Exercise input:
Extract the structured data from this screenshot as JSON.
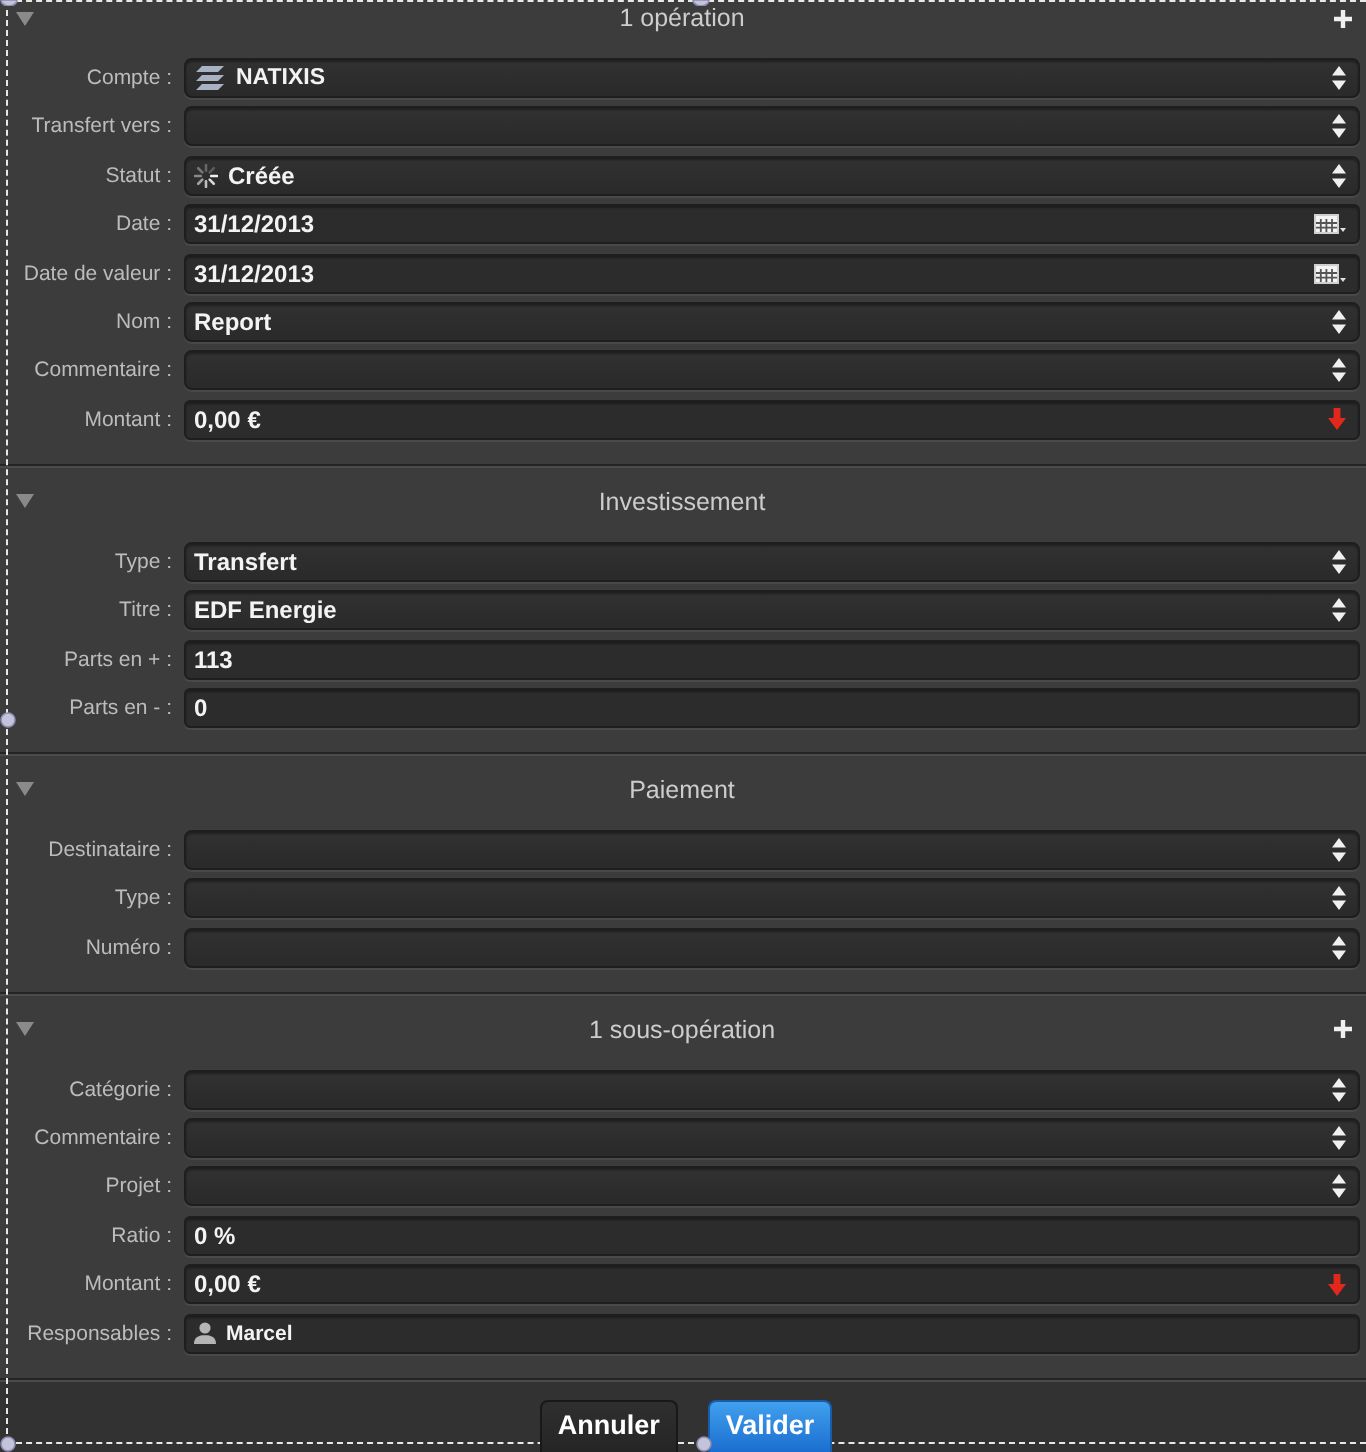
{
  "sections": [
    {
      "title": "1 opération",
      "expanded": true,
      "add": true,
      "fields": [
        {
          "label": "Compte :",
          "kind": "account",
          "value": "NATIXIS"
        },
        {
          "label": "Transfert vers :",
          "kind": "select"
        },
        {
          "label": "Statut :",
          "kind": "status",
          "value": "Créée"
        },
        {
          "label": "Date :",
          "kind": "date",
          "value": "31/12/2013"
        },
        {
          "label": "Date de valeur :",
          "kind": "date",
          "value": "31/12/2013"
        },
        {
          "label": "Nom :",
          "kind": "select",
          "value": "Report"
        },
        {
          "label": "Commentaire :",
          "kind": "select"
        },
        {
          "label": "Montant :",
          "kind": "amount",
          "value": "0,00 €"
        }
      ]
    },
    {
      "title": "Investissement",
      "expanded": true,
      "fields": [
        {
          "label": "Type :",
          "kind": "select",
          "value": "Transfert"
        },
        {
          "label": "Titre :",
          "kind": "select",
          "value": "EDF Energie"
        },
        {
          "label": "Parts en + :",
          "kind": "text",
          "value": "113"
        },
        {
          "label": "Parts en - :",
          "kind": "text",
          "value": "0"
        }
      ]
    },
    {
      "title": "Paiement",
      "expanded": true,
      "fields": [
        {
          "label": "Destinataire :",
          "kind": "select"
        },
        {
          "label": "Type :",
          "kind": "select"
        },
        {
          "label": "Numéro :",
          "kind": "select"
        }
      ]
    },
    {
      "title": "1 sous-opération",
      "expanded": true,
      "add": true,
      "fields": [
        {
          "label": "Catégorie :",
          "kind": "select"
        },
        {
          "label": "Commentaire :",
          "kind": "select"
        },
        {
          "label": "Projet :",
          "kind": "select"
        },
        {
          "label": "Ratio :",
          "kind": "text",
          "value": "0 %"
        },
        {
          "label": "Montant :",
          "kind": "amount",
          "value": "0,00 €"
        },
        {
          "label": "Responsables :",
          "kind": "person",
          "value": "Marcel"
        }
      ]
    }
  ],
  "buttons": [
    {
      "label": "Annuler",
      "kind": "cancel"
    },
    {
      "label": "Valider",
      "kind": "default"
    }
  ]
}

Exercise description: Above are records; say how many of their lines contain the word "Transfert", giving only the number.

Solution to this task: 2